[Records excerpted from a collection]
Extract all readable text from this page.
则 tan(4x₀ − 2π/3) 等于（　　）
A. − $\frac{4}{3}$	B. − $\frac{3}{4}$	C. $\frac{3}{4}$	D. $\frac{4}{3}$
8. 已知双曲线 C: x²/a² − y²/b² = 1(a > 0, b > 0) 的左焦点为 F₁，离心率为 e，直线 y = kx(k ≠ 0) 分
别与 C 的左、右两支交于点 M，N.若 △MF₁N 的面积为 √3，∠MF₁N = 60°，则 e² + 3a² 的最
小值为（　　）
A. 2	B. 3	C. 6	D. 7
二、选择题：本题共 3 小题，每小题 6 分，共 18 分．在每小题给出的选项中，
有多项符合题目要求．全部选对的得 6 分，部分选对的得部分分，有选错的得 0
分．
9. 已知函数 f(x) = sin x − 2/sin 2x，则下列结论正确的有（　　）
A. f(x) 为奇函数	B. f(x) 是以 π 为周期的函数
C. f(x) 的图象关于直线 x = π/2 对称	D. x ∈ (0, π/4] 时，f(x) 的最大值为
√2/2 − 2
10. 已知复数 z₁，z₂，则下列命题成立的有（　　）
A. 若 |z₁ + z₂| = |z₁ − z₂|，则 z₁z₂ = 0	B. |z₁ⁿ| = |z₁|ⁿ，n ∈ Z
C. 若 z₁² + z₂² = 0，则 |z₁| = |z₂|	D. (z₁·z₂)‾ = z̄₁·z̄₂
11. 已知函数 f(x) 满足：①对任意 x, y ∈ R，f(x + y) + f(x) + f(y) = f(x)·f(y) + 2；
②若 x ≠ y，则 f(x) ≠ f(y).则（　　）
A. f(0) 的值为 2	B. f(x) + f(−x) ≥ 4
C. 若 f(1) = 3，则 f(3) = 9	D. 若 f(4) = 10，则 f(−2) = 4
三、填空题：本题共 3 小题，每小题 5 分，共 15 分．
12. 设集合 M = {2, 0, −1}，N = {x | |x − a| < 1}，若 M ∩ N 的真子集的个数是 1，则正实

WHAT IS REQUIRED:
Go through the data above and find the lines with the word "已知函数". Copy each of those lines.

ANSWER FOR THE TASK:
9. 已知函数 f(x) = sin x − 2/sin 2x，则下列结论正确的有（　　）
11. 已知函数 f(x) 满足：①对任意 x, y ∈ R，f(x + y) + f(x) + f(y) = f(x)·f(y) + 2；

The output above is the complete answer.